◆ **WORK TO DO**:
Pick every line from the data that holds the word "structured".

◆ **INPUT**:
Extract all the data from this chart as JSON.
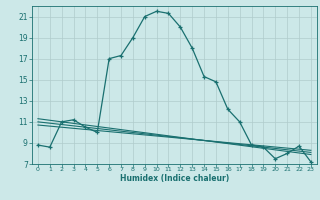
{
  "xlabel": "Humidex (Indice chaleur)",
  "background_color": "#cce8e8",
  "line_color": "#1a7070",
  "grid_color": "#b0cccc",
  "xlim": [
    -0.5,
    23.5
  ],
  "ylim": [
    7,
    22
  ],
  "xticks": [
    0,
    1,
    2,
    3,
    4,
    5,
    6,
    7,
    8,
    9,
    10,
    11,
    12,
    13,
    14,
    15,
    16,
    17,
    18,
    19,
    20,
    21,
    22,
    23
  ],
  "yticks": [
    7,
    9,
    11,
    13,
    15,
    17,
    19,
    21
  ],
  "main_x": [
    0,
    1,
    2,
    3,
    4,
    5,
    6,
    7,
    8,
    9,
    10,
    11,
    12,
    13,
    14,
    15,
    16,
    17,
    18,
    19,
    20,
    21,
    22,
    23
  ],
  "main_y": [
    8.8,
    8.6,
    11.0,
    11.2,
    10.5,
    10.0,
    17.0,
    17.3,
    19.0,
    21.0,
    21.5,
    21.3,
    20.0,
    18.0,
    15.3,
    14.8,
    12.2,
    11.0,
    8.8,
    8.6,
    7.5,
    8.0,
    8.7,
    7.2
  ],
  "reg_lines": [
    {
      "x": [
        0,
        23
      ],
      "y": [
        11.3,
        7.9
      ]
    },
    {
      "x": [
        0,
        23
      ],
      "y": [
        11.0,
        8.1
      ]
    },
    {
      "x": [
        0,
        23
      ],
      "y": [
        10.7,
        8.3
      ]
    }
  ]
}
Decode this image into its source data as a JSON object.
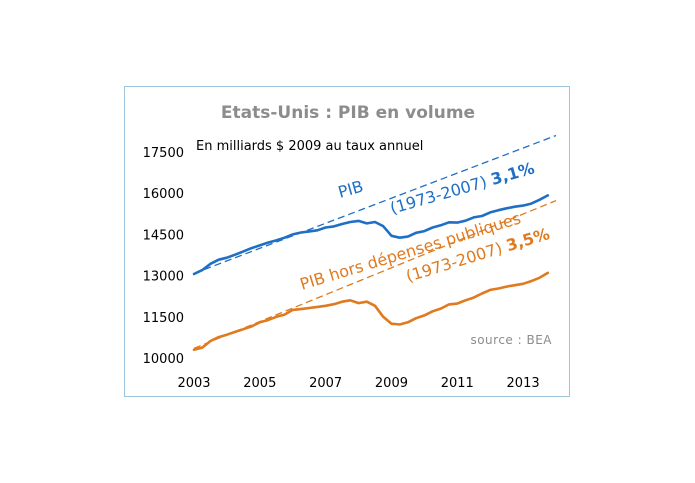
{
  "chart_data": {
    "type": "line",
    "title": "Etats-Unis : PIB en volume",
    "subtitle": "En milliards $ 2009 au taux annuel",
    "source": "source : BEA",
    "ylim": [
      10000,
      17500
    ],
    "xlim": [
      2003,
      2014
    ],
    "yticks": [
      "17500",
      "16000",
      "14500",
      "13000",
      "11500",
      "10000"
    ],
    "xticks": [
      "2003",
      "2005",
      "2007",
      "2009",
      "2011",
      "2013"
    ],
    "grid": false,
    "series": [
      {
        "name": "PIB",
        "color": "#1f6fc5",
        "x": [
          2003.0,
          2003.25,
          2003.5,
          2003.75,
          2004.0,
          2004.25,
          2004.5,
          2004.75,
          2005.0,
          2005.25,
          2005.5,
          2005.75,
          2006.0,
          2006.25,
          2006.5,
          2006.75,
          2007.0,
          2007.25,
          2007.5,
          2007.75,
          2008.0,
          2008.25,
          2008.5,
          2008.75,
          2009.0,
          2009.25,
          2009.5,
          2009.75,
          2010.0,
          2010.25,
          2010.5,
          2010.75,
          2011.0,
          2011.25,
          2011.5,
          2011.75,
          2012.0,
          2012.25,
          2012.5,
          2012.75,
          2013.0,
          2013.25,
          2013.5,
          2013.75
        ],
        "values": [
          13060,
          13200,
          13430,
          13580,
          13650,
          13760,
          13880,
          14000,
          14100,
          14200,
          14280,
          14380,
          14500,
          14570,
          14610,
          14650,
          14750,
          14790,
          14880,
          14950,
          14990,
          14900,
          14950,
          14800,
          14450,
          14380,
          14420,
          14560,
          14620,
          14750,
          14830,
          14940,
          14930,
          15000,
          15120,
          15170,
          15300,
          15380,
          15450,
          15510,
          15550,
          15620,
          15760,
          15920
        ]
      },
      {
        "name": "PIB hors dépenses publiques",
        "color": "#e07a1f",
        "x": [
          2003.0,
          2003.25,
          2003.5,
          2003.75,
          2004.0,
          2004.25,
          2004.5,
          2004.75,
          2005.0,
          2005.25,
          2005.5,
          2005.75,
          2006.0,
          2006.25,
          2006.5,
          2006.75,
          2007.0,
          2007.25,
          2007.5,
          2007.75,
          2008.0,
          2008.25,
          2008.5,
          2008.75,
          2009.0,
          2009.25,
          2009.5,
          2009.75,
          2010.0,
          2010.25,
          2010.5,
          2010.75,
          2011.0,
          2011.25,
          2011.5,
          2011.75,
          2012.0,
          2012.25,
          2012.5,
          2012.75,
          2013.0,
          2013.25,
          2013.5,
          2013.75
        ],
        "values": [
          10300,
          10380,
          10620,
          10760,
          10850,
          10950,
          11050,
          11150,
          11300,
          11380,
          11500,
          11580,
          11750,
          11780,
          11820,
          11860,
          11900,
          11960,
          12050,
          12100,
          12000,
          12050,
          11900,
          11500,
          11250,
          11220,
          11300,
          11450,
          11550,
          11700,
          11800,
          11950,
          11980,
          12100,
          12200,
          12350,
          12480,
          12530,
          12600,
          12650,
          12700,
          12800,
          12920,
          13100
        ]
      }
    ],
    "trends": [
      {
        "series": "PIB",
        "x": [
          2003.0,
          2014.0
        ],
        "values": [
          13080,
          18100
        ],
        "style": "dashed"
      },
      {
        "series": "PIB hors dépenses publiques",
        "x": [
          2003.0,
          2014.0
        ],
        "values": [
          10350,
          15730
        ],
        "style": "dashed"
      }
    ],
    "annotations": {
      "blue_label": "PIB",
      "blue_period": "(1973-2007)",
      "blue_rate": "3,1%",
      "orange_label": "PIB hors dépenses publiques",
      "orange_period": "(1973-2007)",
      "orange_rate": "3,5%"
    }
  }
}
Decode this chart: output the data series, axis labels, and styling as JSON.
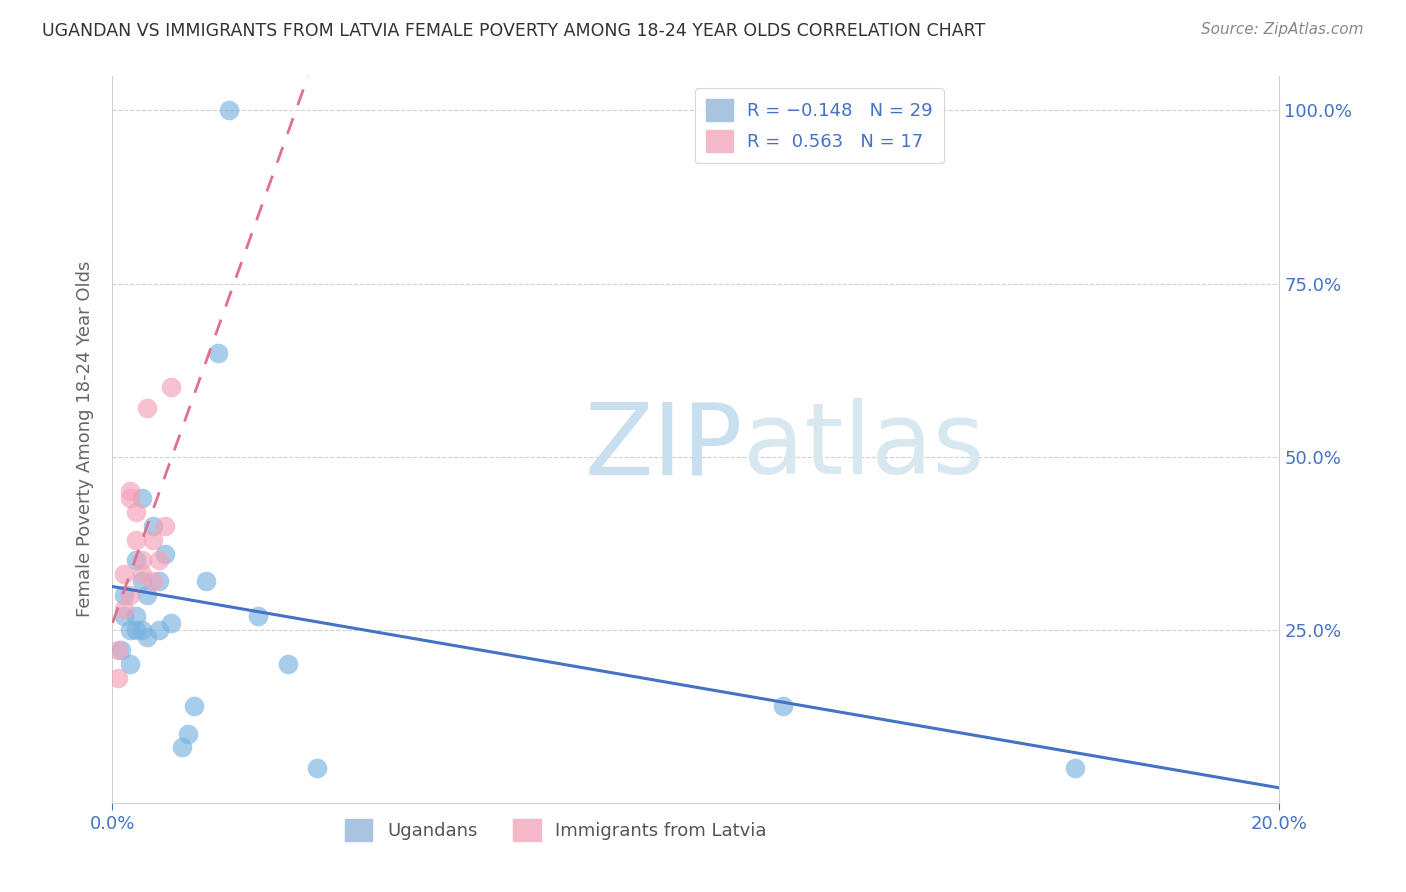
{
  "title": "UGANDAN VS IMMIGRANTS FROM LATVIA FEMALE POVERTY AMONG 18-24 YEAR OLDS CORRELATION CHART",
  "source": "Source: ZipAtlas.com",
  "ylabel": "Female Poverty Among 18-24 Year Olds",
  "xlim": [
    0.0,
    0.2
  ],
  "ylim": [
    0.0,
    1.05
  ],
  "xtick_vals": [
    0.0,
    0.2
  ],
  "xtick_labels": [
    "0.0%",
    "20.0%"
  ],
  "ytick_vals": [
    0.25,
    0.5,
    0.75,
    1.0
  ],
  "ytick_labels": [
    "25.0%",
    "50.0%",
    "75.0%",
    "100.0%"
  ],
  "ugandan_x": [
    0.0015,
    0.002,
    0.002,
    0.003,
    0.003,
    0.004,
    0.004,
    0.004,
    0.005,
    0.005,
    0.005,
    0.006,
    0.006,
    0.007,
    0.008,
    0.008,
    0.009,
    0.01,
    0.012,
    0.013,
    0.014,
    0.016,
    0.018,
    0.02,
    0.025,
    0.03,
    0.035,
    0.115,
    0.165
  ],
  "ugandan_y": [
    0.22,
    0.27,
    0.3,
    0.25,
    0.2,
    0.27,
    0.25,
    0.35,
    0.32,
    0.44,
    0.25,
    0.3,
    0.24,
    0.4,
    0.32,
    0.25,
    0.36,
    0.26,
    0.08,
    0.1,
    0.14,
    0.32,
    0.65,
    1.0,
    0.27,
    0.2,
    0.05,
    0.14,
    0.05
  ],
  "latvia_x": [
    0.001,
    0.001,
    0.002,
    0.002,
    0.003,
    0.003,
    0.003,
    0.004,
    0.004,
    0.005,
    0.005,
    0.006,
    0.007,
    0.007,
    0.008,
    0.009,
    0.01
  ],
  "latvia_y": [
    0.18,
    0.22,
    0.28,
    0.33,
    0.45,
    0.44,
    0.3,
    0.38,
    0.42,
    0.35,
    0.33,
    0.57,
    0.38,
    0.32,
    0.35,
    0.4,
    0.6
  ],
  "ugandan_color": "#7ab3e0",
  "latvia_color": "#f4a0b8",
  "ugandan_line_color": "#4472c4",
  "latvia_line_color": "#e07090",
  "bg_color": "#ffffff",
  "grid_color": "#d0d0d0",
  "watermark_zip": "ZIP",
  "watermark_atlas": "atlas",
  "watermark_color": "#ddeef8"
}
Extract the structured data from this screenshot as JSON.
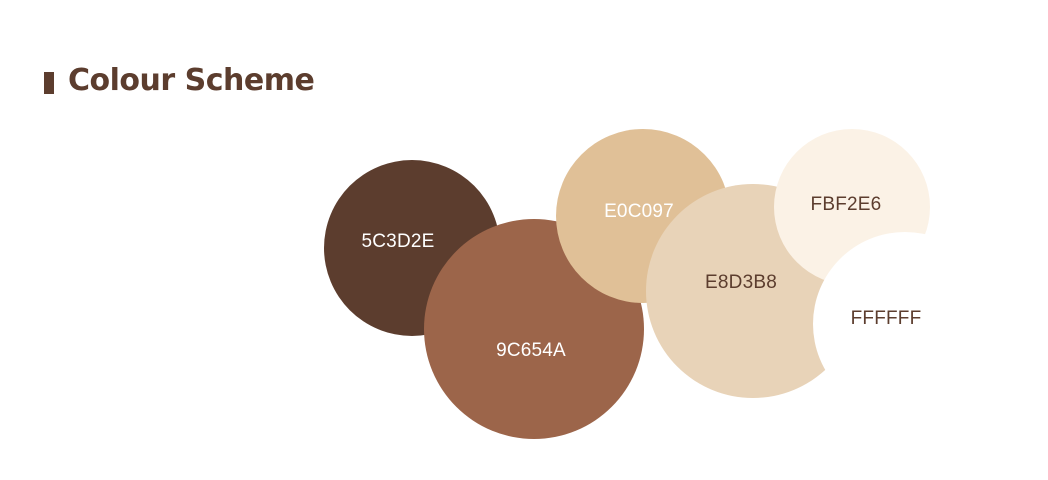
{
  "header": {
    "title": "Colour Scheme",
    "accent_color": "#5C3D2E",
    "title_color": "#5C3D2E"
  },
  "palette": [
    {
      "label": "5C3D2E",
      "color": "#5C3D2E",
      "text_color": "#FFFFFF"
    },
    {
      "label": "9C654A",
      "color": "#9C654A",
      "text_color": "#FFFFFF"
    },
    {
      "label": "E0C097",
      "color": "#E0C097",
      "text_color": "#FFFFFF"
    },
    {
      "label": "E8D3B8",
      "color": "#E8D3B8",
      "text_color": "#5C3D2E"
    },
    {
      "label": "FBF2E6",
      "color": "#FBF2E6",
      "text_color": "#5C3D2E"
    },
    {
      "label": "FFFFFF",
      "color": "#FFFFFF",
      "text_color": "#5C3D2E"
    }
  ]
}
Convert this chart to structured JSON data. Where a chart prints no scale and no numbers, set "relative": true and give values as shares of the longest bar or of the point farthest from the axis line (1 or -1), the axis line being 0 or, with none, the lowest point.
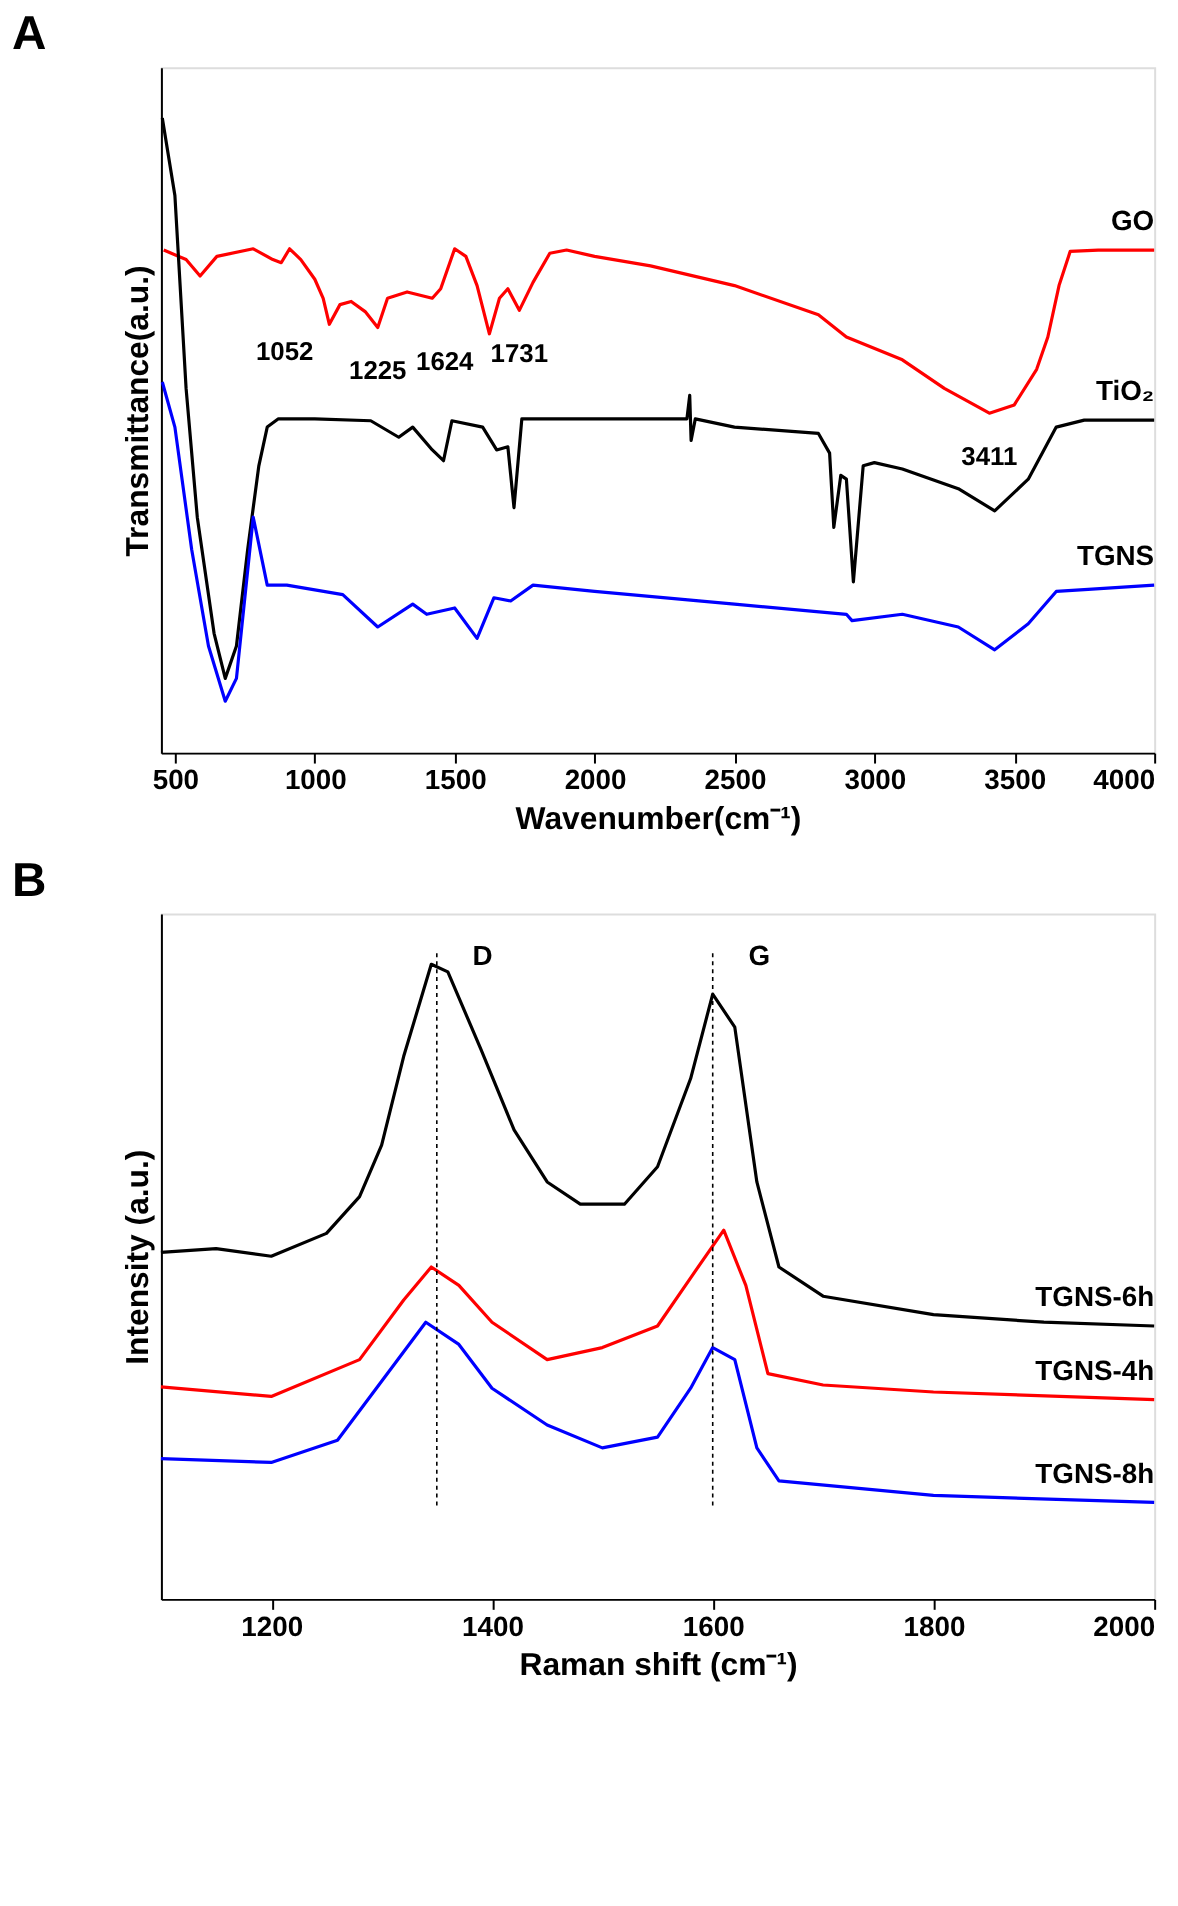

◆ **TASK OUTPUT**:
Extract the structured data from this screenshot as JSON.
Convert this chart to structured JSON data. Where a chart prints no scale and no numbers, set "relative": true and give values as shares of the longest bar or of the point farthest from the axis line (1 or -1), the axis line being 0 or, with none, the lowest point.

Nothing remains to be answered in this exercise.